## DATA SECTION
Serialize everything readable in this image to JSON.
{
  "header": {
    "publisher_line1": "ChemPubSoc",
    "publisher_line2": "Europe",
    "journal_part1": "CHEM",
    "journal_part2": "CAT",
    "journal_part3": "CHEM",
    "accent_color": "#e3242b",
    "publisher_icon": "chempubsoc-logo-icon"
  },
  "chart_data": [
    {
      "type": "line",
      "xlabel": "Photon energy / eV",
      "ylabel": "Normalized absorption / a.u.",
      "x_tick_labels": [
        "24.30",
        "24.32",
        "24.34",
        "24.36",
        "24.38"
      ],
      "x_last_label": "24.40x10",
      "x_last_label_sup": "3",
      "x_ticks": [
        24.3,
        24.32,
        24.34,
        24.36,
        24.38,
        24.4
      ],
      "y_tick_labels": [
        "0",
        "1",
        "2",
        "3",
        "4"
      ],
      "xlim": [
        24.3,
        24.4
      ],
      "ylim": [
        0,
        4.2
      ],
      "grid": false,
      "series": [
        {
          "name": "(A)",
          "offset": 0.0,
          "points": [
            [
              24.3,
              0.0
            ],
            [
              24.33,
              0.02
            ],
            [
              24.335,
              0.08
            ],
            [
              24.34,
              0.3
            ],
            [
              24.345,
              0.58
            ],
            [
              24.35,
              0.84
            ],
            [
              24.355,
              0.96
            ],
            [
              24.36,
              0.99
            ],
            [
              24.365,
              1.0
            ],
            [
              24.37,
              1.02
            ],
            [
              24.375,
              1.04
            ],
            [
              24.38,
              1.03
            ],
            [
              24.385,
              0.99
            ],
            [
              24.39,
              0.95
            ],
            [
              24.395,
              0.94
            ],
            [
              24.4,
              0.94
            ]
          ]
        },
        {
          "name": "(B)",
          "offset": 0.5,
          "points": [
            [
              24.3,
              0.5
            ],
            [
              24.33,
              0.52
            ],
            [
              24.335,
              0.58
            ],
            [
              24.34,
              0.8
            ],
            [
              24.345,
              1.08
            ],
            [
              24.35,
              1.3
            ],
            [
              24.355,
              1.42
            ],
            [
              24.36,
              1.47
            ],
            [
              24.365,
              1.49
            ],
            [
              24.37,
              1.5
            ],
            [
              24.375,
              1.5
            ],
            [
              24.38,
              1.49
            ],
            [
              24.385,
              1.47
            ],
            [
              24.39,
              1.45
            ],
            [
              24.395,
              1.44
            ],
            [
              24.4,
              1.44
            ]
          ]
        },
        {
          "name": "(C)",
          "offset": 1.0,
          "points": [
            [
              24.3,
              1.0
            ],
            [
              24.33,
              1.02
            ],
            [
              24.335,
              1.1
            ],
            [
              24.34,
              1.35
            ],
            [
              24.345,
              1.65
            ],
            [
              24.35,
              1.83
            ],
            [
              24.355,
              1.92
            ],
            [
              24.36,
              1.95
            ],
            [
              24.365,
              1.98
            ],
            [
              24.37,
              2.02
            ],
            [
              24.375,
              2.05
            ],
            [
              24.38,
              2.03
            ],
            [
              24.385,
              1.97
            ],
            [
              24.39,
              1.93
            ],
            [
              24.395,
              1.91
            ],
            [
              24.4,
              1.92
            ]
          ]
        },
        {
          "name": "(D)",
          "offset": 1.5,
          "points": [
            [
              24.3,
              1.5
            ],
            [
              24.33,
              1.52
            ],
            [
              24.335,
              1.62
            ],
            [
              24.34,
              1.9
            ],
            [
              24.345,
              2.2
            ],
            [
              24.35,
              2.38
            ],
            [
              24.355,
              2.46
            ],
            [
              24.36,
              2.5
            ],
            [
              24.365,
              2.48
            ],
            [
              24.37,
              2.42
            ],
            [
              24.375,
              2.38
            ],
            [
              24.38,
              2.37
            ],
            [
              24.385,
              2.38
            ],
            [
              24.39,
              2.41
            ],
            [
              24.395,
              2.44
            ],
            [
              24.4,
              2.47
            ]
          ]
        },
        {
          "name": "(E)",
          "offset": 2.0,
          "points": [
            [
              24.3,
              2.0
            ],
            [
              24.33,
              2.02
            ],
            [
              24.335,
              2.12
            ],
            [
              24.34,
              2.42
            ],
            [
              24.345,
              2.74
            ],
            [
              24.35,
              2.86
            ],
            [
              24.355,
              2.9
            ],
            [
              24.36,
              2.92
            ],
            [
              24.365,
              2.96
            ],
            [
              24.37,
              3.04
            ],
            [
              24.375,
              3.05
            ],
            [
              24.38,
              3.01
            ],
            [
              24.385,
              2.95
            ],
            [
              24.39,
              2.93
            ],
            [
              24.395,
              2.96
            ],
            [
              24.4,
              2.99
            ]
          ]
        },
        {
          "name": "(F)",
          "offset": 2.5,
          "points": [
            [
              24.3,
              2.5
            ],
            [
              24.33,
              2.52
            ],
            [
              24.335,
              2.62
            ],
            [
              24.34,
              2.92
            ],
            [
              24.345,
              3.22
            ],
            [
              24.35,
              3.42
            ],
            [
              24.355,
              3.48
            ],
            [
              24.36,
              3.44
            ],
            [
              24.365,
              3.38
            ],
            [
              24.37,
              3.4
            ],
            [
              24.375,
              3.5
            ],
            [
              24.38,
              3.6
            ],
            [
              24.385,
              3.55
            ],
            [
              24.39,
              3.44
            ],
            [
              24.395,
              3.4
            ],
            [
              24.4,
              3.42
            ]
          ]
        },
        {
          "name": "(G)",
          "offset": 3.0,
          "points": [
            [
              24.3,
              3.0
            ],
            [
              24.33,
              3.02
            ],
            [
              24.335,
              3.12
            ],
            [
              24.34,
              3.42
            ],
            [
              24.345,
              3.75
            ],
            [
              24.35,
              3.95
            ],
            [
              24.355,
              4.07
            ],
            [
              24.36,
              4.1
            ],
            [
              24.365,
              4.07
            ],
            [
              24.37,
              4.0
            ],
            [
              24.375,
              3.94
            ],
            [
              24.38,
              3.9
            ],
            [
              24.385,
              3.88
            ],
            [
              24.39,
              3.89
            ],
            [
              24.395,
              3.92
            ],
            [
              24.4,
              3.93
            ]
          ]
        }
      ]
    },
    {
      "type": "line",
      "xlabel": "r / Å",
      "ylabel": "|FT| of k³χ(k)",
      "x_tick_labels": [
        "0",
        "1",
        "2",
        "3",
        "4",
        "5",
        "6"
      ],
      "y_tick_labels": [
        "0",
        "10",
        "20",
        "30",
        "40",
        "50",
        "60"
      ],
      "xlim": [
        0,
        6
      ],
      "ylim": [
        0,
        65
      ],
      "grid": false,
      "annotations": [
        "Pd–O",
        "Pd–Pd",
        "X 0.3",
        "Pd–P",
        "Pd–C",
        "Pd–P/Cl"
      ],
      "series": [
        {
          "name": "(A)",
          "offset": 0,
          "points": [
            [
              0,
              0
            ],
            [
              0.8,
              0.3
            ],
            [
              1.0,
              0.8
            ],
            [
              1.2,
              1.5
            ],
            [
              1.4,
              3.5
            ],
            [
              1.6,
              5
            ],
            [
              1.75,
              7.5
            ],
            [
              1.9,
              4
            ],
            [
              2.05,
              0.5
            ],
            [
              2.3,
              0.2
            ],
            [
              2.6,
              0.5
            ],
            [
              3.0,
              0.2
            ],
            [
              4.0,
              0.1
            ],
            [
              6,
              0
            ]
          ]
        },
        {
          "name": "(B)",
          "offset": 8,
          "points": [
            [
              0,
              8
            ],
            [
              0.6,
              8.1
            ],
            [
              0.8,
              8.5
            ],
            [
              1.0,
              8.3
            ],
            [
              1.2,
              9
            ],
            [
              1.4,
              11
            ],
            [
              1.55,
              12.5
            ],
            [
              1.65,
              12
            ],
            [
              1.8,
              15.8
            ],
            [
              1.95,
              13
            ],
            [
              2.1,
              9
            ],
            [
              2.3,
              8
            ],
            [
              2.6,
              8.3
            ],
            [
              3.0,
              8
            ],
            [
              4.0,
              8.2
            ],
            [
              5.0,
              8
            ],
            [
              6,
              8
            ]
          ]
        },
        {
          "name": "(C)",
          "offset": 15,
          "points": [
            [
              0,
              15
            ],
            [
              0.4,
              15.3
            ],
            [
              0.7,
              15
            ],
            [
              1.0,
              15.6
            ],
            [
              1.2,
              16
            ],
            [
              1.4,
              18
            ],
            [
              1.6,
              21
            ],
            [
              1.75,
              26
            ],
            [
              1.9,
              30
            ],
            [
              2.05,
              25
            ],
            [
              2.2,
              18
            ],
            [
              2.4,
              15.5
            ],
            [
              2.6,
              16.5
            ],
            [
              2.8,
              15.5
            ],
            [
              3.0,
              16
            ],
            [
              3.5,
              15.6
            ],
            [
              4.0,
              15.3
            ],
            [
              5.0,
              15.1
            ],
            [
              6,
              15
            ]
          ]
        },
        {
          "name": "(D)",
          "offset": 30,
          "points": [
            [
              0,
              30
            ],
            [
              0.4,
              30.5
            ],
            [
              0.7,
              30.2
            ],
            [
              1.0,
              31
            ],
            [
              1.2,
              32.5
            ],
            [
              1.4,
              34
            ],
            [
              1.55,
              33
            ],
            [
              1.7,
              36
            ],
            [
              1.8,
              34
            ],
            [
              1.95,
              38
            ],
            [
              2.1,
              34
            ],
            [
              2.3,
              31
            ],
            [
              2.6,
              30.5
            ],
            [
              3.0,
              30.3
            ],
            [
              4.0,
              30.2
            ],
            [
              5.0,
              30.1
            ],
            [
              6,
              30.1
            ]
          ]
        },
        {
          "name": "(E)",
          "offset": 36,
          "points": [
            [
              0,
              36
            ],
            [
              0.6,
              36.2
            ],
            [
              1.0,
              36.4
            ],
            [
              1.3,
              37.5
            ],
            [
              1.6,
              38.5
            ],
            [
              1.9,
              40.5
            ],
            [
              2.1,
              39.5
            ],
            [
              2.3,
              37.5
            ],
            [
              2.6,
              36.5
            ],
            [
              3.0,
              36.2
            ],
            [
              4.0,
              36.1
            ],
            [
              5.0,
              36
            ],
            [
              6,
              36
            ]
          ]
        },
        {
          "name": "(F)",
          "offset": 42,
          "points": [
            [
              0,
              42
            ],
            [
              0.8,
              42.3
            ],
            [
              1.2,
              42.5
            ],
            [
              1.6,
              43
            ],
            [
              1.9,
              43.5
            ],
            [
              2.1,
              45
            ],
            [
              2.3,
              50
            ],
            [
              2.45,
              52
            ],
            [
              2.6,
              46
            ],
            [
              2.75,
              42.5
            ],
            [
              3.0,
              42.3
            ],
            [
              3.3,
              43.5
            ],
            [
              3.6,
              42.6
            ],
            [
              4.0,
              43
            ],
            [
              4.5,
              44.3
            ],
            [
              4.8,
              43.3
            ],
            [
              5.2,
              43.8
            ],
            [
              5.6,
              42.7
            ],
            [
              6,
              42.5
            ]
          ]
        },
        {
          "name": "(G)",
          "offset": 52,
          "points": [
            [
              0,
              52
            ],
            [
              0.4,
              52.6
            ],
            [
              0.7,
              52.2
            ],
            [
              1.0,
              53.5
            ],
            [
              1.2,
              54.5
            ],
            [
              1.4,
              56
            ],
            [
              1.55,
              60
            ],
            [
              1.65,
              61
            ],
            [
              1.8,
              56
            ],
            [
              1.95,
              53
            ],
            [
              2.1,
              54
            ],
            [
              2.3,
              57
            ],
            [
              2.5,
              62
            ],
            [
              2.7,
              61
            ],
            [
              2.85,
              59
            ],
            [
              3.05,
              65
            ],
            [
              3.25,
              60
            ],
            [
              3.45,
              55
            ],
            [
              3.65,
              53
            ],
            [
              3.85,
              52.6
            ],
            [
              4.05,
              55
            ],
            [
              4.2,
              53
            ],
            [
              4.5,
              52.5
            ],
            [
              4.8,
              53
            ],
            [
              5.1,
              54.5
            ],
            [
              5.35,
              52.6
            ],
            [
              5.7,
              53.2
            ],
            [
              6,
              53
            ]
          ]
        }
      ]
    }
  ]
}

## DO THIS
Check each line of the records above for "ylabel", and copy those that have it.

## EXERCISE ANSWER
      "ylabel": "Normalized absorption / a.u.",
      "ylabel": "|FT| of k³χ(k)",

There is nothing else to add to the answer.